• _TASK DIRECTIONS_
Single out the lines that include the word "months". Copy them.
>> BEGIN DATA LISTING
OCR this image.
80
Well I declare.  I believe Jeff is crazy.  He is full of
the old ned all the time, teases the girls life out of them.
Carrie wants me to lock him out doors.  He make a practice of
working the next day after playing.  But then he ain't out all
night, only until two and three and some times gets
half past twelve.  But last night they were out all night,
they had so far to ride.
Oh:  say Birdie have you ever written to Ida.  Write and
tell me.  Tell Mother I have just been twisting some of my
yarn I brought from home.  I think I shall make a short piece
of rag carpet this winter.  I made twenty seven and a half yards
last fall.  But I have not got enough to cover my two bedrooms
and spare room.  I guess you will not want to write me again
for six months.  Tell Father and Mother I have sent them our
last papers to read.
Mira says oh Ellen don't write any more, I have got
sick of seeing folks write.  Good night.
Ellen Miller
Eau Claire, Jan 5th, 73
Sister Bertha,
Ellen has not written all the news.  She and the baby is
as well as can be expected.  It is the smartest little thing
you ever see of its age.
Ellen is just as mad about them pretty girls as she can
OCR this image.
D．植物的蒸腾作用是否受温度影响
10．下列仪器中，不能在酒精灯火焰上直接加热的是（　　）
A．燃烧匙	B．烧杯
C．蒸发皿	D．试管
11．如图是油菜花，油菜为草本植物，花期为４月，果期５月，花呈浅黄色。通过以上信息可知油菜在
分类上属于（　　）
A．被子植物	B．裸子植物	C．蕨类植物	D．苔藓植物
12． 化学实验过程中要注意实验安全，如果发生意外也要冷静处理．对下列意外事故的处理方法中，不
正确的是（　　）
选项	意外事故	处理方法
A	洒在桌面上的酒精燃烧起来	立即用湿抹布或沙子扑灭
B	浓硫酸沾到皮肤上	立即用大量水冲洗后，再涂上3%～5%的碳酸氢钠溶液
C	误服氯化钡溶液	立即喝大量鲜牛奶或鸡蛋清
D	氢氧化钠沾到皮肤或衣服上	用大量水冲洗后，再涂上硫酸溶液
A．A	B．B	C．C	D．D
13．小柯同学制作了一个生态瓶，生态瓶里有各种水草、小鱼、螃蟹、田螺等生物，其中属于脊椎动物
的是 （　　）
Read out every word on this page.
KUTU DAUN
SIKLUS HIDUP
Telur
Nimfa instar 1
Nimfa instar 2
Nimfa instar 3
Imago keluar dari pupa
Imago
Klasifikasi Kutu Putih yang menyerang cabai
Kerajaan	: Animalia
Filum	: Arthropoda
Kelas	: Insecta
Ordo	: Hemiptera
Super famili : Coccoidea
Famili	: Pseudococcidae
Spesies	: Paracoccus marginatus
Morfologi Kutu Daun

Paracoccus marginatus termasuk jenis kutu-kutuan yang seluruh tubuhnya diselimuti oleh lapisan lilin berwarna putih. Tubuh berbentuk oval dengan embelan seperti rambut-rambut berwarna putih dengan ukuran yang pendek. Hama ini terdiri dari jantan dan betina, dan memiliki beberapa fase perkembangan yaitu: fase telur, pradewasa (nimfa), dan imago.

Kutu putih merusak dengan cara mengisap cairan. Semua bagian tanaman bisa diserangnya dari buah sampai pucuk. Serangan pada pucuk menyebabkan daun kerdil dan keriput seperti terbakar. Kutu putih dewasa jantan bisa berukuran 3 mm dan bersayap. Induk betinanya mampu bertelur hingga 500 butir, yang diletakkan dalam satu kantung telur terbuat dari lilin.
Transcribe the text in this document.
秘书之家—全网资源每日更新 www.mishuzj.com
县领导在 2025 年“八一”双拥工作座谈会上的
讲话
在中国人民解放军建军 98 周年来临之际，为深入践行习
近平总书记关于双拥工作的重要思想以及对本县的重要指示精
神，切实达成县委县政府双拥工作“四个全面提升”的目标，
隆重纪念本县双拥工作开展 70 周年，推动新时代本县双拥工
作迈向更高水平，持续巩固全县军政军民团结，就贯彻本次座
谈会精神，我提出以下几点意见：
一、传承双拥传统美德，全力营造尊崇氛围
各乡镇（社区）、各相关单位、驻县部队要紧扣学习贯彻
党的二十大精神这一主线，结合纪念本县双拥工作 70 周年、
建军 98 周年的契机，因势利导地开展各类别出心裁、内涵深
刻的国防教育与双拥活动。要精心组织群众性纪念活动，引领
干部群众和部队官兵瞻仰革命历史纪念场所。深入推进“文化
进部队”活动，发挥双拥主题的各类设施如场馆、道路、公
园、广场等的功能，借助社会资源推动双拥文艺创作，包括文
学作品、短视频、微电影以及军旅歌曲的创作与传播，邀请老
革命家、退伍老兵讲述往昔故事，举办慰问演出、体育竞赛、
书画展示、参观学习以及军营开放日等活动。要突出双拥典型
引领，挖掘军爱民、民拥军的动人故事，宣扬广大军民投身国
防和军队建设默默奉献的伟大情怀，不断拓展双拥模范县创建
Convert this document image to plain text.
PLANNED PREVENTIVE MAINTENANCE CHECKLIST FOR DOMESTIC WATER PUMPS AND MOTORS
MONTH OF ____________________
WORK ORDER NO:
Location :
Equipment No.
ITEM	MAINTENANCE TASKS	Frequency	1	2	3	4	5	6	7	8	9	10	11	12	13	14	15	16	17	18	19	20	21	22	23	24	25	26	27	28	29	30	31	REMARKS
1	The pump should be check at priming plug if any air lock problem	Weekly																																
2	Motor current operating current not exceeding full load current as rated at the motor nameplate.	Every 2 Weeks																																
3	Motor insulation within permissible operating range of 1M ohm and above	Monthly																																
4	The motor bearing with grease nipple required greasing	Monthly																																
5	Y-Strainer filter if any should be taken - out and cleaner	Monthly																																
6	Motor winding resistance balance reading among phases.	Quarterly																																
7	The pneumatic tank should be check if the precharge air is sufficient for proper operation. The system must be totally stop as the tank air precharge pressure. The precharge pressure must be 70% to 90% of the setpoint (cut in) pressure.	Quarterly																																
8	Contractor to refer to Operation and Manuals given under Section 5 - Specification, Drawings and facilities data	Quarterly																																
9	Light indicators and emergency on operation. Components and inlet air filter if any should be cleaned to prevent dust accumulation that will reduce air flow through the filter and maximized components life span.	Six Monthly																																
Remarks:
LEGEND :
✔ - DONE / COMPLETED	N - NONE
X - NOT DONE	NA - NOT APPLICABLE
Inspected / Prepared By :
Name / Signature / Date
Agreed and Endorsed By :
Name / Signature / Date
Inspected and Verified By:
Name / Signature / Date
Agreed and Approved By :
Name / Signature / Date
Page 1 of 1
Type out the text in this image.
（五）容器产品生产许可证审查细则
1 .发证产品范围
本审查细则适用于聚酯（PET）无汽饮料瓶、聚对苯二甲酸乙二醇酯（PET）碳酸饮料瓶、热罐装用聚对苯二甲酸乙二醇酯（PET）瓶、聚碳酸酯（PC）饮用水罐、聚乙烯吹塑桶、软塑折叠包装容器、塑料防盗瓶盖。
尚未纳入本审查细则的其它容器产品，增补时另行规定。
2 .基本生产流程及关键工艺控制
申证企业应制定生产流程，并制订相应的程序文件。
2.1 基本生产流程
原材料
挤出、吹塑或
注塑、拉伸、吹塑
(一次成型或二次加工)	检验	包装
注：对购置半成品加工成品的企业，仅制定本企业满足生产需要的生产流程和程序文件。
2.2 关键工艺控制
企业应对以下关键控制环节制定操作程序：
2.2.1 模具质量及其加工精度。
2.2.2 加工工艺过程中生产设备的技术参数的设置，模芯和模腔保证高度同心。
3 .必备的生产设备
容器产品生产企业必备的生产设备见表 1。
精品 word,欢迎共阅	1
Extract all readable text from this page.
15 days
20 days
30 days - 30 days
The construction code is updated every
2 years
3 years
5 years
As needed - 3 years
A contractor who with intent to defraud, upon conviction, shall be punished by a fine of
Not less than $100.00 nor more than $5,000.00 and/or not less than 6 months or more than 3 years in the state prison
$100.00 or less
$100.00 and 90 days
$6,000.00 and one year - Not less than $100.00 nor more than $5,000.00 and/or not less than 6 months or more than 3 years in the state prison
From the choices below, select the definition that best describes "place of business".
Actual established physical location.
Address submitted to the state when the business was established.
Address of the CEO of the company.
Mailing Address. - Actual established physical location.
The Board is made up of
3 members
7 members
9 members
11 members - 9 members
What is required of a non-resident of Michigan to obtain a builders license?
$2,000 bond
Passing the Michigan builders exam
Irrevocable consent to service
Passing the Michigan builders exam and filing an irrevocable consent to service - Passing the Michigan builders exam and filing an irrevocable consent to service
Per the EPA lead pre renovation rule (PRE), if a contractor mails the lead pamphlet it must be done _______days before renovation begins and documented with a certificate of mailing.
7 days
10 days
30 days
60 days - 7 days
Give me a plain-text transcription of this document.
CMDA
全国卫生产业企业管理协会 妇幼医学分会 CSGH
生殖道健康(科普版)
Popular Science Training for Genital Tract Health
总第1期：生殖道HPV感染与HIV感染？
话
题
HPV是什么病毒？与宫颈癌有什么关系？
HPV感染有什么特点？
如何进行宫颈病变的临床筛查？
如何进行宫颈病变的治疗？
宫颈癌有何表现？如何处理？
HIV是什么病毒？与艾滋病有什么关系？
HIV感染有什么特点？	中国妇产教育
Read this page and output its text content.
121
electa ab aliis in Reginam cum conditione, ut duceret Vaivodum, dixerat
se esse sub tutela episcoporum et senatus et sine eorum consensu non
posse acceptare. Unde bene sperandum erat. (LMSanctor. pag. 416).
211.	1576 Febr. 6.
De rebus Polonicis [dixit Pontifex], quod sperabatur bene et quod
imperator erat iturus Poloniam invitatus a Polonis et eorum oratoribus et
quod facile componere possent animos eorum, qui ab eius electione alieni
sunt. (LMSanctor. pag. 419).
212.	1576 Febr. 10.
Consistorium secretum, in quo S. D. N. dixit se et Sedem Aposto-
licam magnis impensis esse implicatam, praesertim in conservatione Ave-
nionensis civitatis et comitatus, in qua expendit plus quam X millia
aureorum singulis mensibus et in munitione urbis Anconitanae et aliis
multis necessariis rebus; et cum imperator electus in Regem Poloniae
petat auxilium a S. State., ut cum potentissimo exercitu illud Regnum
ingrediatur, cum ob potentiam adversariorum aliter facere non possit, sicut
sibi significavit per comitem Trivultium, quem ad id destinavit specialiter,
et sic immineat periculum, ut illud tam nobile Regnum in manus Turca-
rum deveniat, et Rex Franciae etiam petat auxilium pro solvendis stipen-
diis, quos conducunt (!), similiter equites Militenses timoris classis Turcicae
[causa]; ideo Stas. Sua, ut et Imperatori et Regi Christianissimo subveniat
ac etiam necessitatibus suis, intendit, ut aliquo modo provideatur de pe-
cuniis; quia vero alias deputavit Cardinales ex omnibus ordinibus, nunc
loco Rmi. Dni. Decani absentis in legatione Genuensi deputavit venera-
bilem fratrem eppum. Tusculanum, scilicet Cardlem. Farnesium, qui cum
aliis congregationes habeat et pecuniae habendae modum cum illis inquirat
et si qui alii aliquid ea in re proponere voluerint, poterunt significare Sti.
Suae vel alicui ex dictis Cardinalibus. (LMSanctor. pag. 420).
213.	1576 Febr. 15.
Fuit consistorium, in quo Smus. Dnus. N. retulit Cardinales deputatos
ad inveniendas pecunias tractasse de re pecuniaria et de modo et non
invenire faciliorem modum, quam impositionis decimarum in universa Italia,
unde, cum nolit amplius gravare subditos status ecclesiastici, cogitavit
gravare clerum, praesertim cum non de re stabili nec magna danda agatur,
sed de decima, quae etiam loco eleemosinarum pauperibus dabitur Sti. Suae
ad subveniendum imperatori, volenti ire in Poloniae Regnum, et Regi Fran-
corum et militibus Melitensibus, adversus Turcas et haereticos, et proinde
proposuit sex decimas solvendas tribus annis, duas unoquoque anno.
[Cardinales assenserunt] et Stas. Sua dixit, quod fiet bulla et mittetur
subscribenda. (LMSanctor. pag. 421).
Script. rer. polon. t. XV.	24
>> END DATA LISTING
• _SOLUTION FOR THIS EXERCISE_
for six months.  Tell Father and Mother I have sent them our
Not less than $100.00 nor more than $5,000.00 and/or not less than 6 months or more than 3 years in the state prison
$6,000.00 and one year - Not less than $100.00 nor more than $5,000.00 and/or not less than 6 months or more than 3 years in the state prison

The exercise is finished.